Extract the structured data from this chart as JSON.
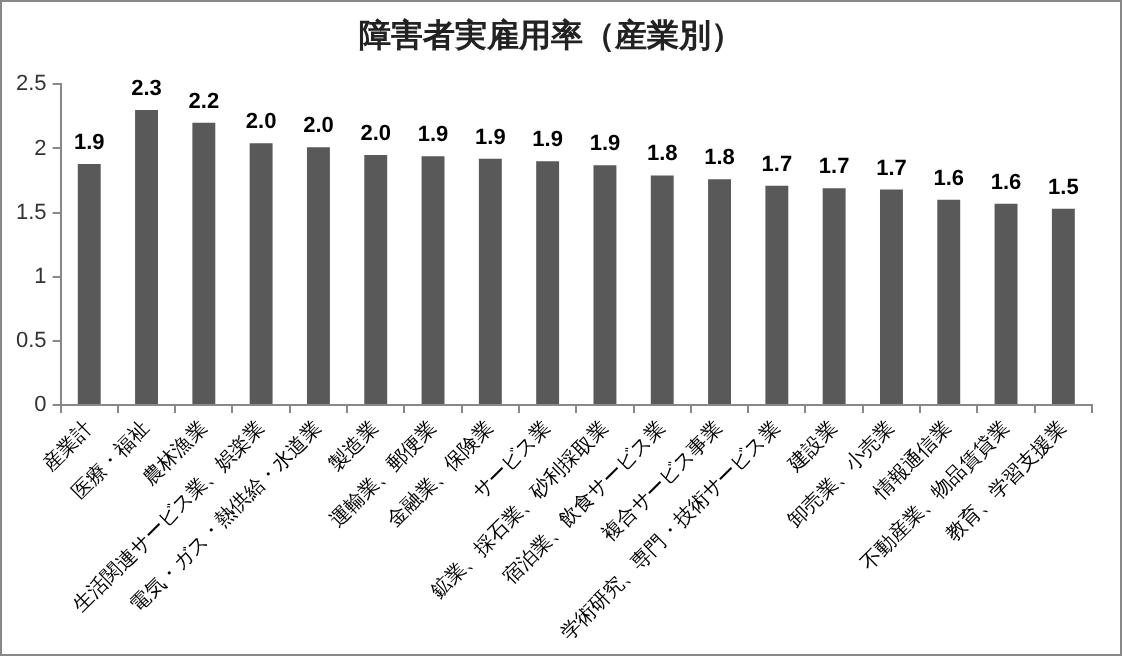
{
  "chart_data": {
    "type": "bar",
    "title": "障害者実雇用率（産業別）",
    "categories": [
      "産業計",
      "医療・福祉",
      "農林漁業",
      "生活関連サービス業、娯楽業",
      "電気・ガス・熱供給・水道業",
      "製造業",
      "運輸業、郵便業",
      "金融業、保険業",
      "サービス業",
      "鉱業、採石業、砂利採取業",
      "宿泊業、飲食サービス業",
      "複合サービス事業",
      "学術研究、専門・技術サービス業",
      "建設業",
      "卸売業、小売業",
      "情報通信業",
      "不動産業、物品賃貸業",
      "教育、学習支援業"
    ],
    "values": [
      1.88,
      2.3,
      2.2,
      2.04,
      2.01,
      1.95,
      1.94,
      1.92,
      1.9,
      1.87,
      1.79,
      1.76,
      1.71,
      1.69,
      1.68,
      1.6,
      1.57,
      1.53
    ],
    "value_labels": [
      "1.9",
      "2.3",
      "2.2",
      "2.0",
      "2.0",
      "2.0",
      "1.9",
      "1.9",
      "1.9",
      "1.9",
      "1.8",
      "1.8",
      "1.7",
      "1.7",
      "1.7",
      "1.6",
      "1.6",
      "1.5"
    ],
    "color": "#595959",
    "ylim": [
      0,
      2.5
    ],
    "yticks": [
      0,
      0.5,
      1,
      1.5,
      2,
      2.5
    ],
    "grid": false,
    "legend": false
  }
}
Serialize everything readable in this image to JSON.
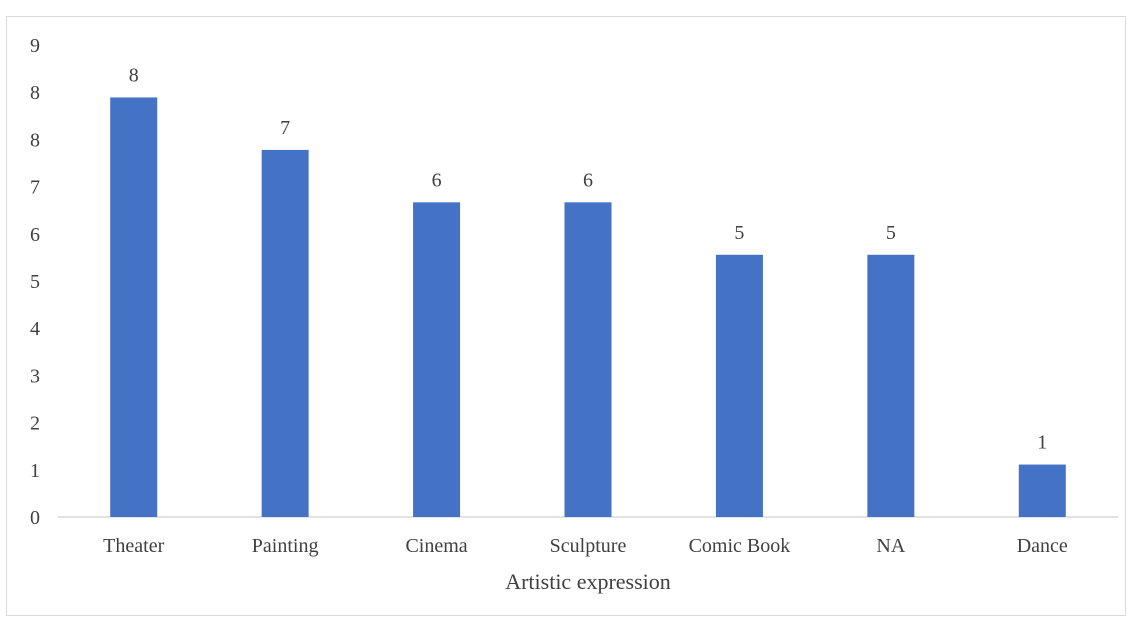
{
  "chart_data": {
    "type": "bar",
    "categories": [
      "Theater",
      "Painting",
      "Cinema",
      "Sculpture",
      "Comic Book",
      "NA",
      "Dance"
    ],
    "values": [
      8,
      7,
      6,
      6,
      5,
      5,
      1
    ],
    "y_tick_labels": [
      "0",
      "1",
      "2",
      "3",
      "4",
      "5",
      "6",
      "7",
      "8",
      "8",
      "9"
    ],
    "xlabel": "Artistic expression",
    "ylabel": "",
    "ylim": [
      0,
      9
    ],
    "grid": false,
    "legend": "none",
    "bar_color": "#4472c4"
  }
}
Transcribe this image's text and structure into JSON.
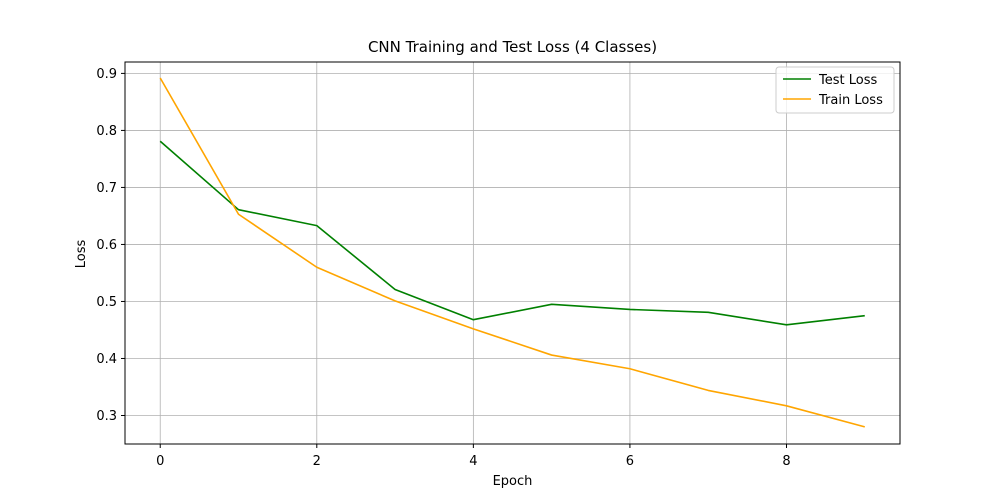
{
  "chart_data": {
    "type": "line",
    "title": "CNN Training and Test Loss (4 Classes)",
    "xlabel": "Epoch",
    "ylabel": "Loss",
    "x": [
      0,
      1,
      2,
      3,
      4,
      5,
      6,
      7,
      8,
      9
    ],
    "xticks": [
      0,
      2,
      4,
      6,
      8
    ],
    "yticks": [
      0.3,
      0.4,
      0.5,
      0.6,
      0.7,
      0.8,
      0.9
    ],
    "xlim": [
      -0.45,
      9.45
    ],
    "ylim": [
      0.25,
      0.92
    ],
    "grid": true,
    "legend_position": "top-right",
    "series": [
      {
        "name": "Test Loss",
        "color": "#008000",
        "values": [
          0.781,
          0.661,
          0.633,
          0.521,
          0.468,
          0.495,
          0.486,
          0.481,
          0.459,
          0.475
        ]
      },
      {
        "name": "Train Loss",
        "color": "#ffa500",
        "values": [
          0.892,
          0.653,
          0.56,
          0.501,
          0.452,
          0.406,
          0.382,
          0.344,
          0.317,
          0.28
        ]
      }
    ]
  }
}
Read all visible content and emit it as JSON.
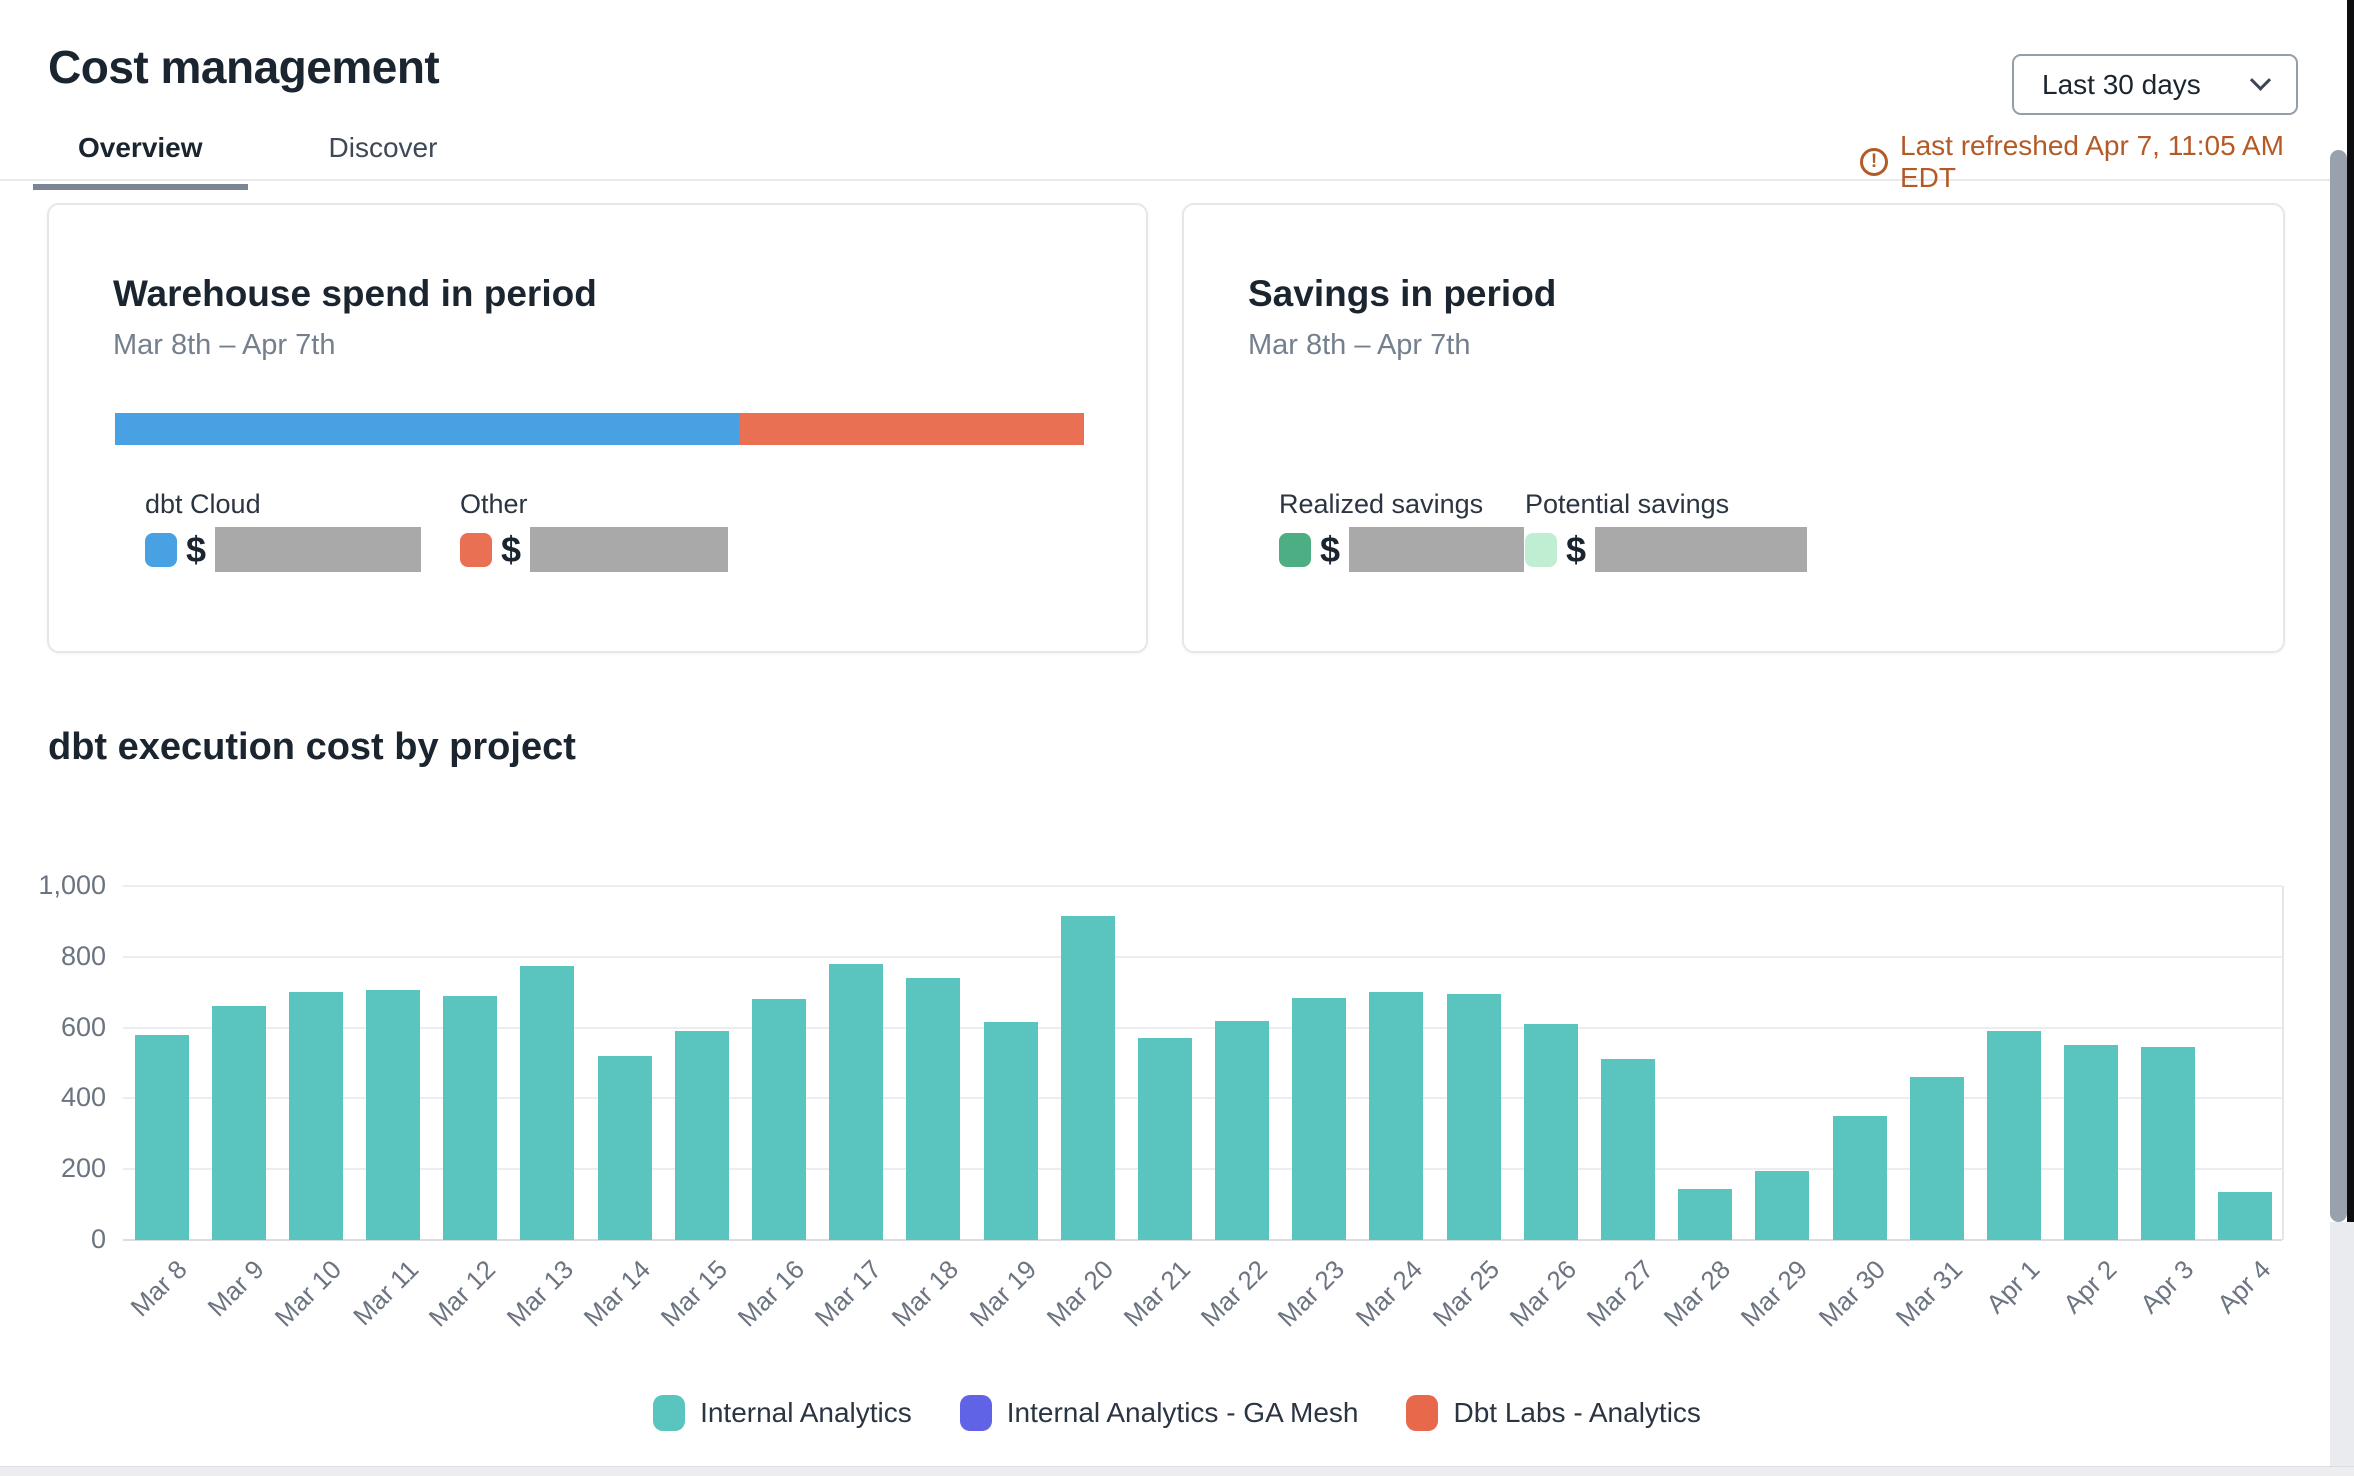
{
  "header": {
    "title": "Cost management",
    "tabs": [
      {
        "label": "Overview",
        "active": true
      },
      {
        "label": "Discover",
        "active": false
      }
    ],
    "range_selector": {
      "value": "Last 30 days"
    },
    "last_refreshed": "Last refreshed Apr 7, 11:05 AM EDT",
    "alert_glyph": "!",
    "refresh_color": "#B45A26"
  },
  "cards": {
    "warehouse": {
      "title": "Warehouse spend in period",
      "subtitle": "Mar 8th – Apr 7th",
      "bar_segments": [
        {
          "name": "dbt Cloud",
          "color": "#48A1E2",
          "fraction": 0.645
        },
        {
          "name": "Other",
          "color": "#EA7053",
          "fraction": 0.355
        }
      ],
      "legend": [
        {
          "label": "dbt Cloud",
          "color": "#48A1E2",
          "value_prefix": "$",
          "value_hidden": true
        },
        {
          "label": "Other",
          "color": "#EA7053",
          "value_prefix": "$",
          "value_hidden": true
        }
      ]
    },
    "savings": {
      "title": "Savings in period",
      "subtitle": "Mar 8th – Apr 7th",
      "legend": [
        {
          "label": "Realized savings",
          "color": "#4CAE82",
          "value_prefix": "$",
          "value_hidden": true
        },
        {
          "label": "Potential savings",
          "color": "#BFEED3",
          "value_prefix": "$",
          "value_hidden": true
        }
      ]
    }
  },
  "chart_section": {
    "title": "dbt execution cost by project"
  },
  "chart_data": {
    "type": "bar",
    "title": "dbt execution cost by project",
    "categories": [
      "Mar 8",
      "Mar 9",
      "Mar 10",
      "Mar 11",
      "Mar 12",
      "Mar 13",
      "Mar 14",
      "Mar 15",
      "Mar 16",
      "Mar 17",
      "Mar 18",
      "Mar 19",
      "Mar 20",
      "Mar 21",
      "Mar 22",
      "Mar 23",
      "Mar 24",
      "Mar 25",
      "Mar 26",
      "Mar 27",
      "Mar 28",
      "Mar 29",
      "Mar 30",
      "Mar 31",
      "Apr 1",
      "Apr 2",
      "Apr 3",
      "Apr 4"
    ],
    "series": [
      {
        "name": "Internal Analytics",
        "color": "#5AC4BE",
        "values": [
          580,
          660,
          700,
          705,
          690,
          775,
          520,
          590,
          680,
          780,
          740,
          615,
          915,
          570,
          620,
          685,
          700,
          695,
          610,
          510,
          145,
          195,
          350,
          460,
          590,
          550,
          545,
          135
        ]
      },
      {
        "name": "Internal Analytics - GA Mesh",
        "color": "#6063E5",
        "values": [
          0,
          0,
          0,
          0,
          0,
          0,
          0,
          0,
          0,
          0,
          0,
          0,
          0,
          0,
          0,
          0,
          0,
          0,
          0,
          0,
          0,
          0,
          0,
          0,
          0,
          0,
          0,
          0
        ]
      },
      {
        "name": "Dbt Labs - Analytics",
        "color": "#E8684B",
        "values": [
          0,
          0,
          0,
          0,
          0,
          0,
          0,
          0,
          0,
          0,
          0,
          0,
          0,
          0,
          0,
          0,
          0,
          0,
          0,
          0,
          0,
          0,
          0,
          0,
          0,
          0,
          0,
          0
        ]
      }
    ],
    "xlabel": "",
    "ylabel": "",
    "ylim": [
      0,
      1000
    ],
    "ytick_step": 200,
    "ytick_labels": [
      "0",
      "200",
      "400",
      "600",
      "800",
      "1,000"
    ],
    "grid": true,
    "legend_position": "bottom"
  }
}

WHAT YOU WILL DO>
Repeat the material above verbatim. Leave the pictures behind.

FULL OUTPUT>
Extract the structured data from this chart as JSON.
{
  "chart_data": {
    "type": "bar",
    "title": "障害者実雇用率（産業別）",
    "categories": [
      "産業計",
      "医療・福祉",
      "農林漁業",
      "生活関連サービス業、娯楽業",
      "電気・ガス・熱供給・水道業",
      "製造業",
      "運輸業、郵便業",
      "金融業、保険業",
      "サービス業",
      "鉱業、採石業、砂利採取業",
      "宿泊業、飲食サービス業",
      "複合サービス事業",
      "学術研究、専門・技術サービス業",
      "建設業",
      "卸売業、小売業",
      "情報通信業",
      "不動産業、物品賃貸業",
      "教育、学習支援業"
    ],
    "values": [
      1.88,
      2.3,
      2.2,
      2.04,
      2.01,
      1.95,
      1.94,
      1.92,
      1.9,
      1.87,
      1.79,
      1.76,
      1.71,
      1.69,
      1.68,
      1.6,
      1.57,
      1.53
    ],
    "value_labels": [
      "1.9",
      "2.3",
      "2.2",
      "2.0",
      "2.0",
      "2.0",
      "1.9",
      "1.9",
      "1.9",
      "1.9",
      "1.8",
      "1.8",
      "1.7",
      "1.7",
      "1.7",
      "1.6",
      "1.6",
      "1.5"
    ],
    "color": "#595959",
    "ylim": [
      0,
      2.5
    ],
    "yticks": [
      0,
      0.5,
      1,
      1.5,
      2,
      2.5
    ],
    "grid": false,
    "legend": false
  }
}
Serialize everything readable in this image to JSON.
{
  "chart_data": {
    "type": "bar",
    "categories": [
      "Theater",
      "Painting",
      "Cinema",
      "Sculpture",
      "Comic Book",
      "NA",
      "Dance"
    ],
    "values": [
      8,
      7,
      6,
      6,
      5,
      5,
      1
    ],
    "y_tick_labels": [
      "0",
      "1",
      "2",
      "3",
      "4",
      "5",
      "6",
      "7",
      "8",
      "8",
      "9"
    ],
    "xlabel": "Artistic expression",
    "ylabel": "",
    "ylim": [
      0,
      9
    ],
    "grid": false,
    "legend": "none",
    "bar_color": "#4472c4"
  }
}
Transcribe this image's text and structure into JSON.
{
  "chart_data": {
    "type": "line",
    "title": "CNN Training and Test Loss (4 Classes)",
    "xlabel": "Epoch",
    "ylabel": "Loss",
    "x": [
      0,
      1,
      2,
      3,
      4,
      5,
      6,
      7,
      8,
      9
    ],
    "xticks": [
      0,
      2,
      4,
      6,
      8
    ],
    "yticks": [
      0.3,
      0.4,
      0.5,
      0.6,
      0.7,
      0.8,
      0.9
    ],
    "xlim": [
      -0.45,
      9.45
    ],
    "ylim": [
      0.25,
      0.92
    ],
    "grid": true,
    "legend_position": "top-right",
    "series": [
      {
        "name": "Test Loss",
        "color": "#008000",
        "values": [
          0.781,
          0.661,
          0.633,
          0.521,
          0.468,
          0.495,
          0.486,
          0.481,
          0.459,
          0.475
        ]
      },
      {
        "name": "Train Loss",
        "color": "#ffa500",
        "values": [
          0.892,
          0.653,
          0.56,
          0.501,
          0.452,
          0.406,
          0.382,
          0.344,
          0.317,
          0.28
        ]
      }
    ]
  }
}
Read all visible content and emit it as JSON.
{
  "header": {
    "title": "Cost management",
    "tabs": [
      {
        "label": "Overview",
        "active": true
      },
      {
        "label": "Discover",
        "active": false
      }
    ],
    "range_selector": {
      "value": "Last 30 days"
    },
    "last_refreshed": "Last refreshed Apr 7, 11:05 AM EDT",
    "alert_glyph": "!",
    "refresh_color": "#B45A26"
  },
  "cards": {
    "warehouse": {
      "title": "Warehouse spend in period",
      "subtitle": "Mar 8th – Apr 7th",
      "bar_segments": [
        {
          "name": "dbt Cloud",
          "color": "#48A1E2",
          "fraction": 0.645
        },
        {
          "name": "Other",
          "color": "#EA7053",
          "fraction": 0.355
        }
      ],
      "legend": [
        {
          "label": "dbt Cloud",
          "color": "#48A1E2",
          "value_prefix": "$",
          "value_hidden": true
        },
        {
          "label": "Other",
          "color": "#EA7053",
          "value_prefix": "$",
          "value_hidden": true
        }
      ]
    },
    "savings": {
      "title": "Savings in period",
      "subtitle": "Mar 8th – Apr 7th",
      "legend": [
        {
          "label": "Realized savings",
          "color": "#4CAE82",
          "value_prefix": "$",
          "value_hidden": true
        },
        {
          "label": "Potential savings",
          "color": "#BFEED3",
          "value_prefix": "$",
          "value_hidden": true
        }
      ]
    }
  },
  "chart_section": {
    "title": "dbt execution cost by project"
  },
  "chart_data": {
    "type": "bar",
    "title": "dbt execution cost by project",
    "categories": [
      "Mar 8",
      "Mar 9",
      "Mar 10",
      "Mar 11",
      "Mar 12",
      "Mar 13",
      "Mar 14",
      "Mar 15",
      "Mar 16",
      "Mar 17",
      "Mar 18",
      "Mar 19",
      "Mar 20",
      "Mar 21",
      "Mar 22",
      "Mar 23",
      "Mar 24",
      "Mar 25",
      "Mar 26",
      "Mar 27",
      "Mar 28",
      "Mar 29",
      "Mar 30",
      "Mar 31",
      "Apr 1",
      "Apr 2",
      "Apr 3",
      "Apr 4"
    ],
    "series": [
      {
        "name": "Internal Analytics",
        "color": "#5AC4BE",
        "values": [
          580,
          660,
          700,
          705,
          690,
          775,
          520,
          590,
          680,
          780,
          740,
          615,
          915,
          570,
          620,
          685,
          700,
          695,
          610,
          510,
          145,
          195,
          350,
          460,
          590,
          550,
          545,
          135
        ]
      },
      {
        "name": "Internal Analytics - GA Mesh",
        "color": "#6063E5",
        "values": [
          0,
          0,
          0,
          0,
          0,
          0,
          0,
          0,
          0,
          0,
          0,
          0,
          0,
          0,
          0,
          0,
          0,
          0,
          0,
          0,
          0,
          0,
          0,
          0,
          0,
          0,
          0,
          0
        ]
      },
      {
        "name": "Dbt Labs - Analytics",
        "color": "#E8684B",
        "values": [
          0,
          0,
          0,
          0,
          0,
          0,
          0,
          0,
          0,
          0,
          0,
          0,
          0,
          0,
          0,
          0,
          0,
          0,
          0,
          0,
          0,
          0,
          0,
          0,
          0,
          0,
          0,
          0
        ]
      }
    ],
    "xlabel": "",
    "ylabel": "",
    "ylim": [
      0,
      1000
    ],
    "ytick_step": 200,
    "ytick_labels": [
      "0",
      "200",
      "400",
      "600",
      "800",
      "1,000"
    ],
    "grid": true,
    "legend_position": "bottom"
  }
}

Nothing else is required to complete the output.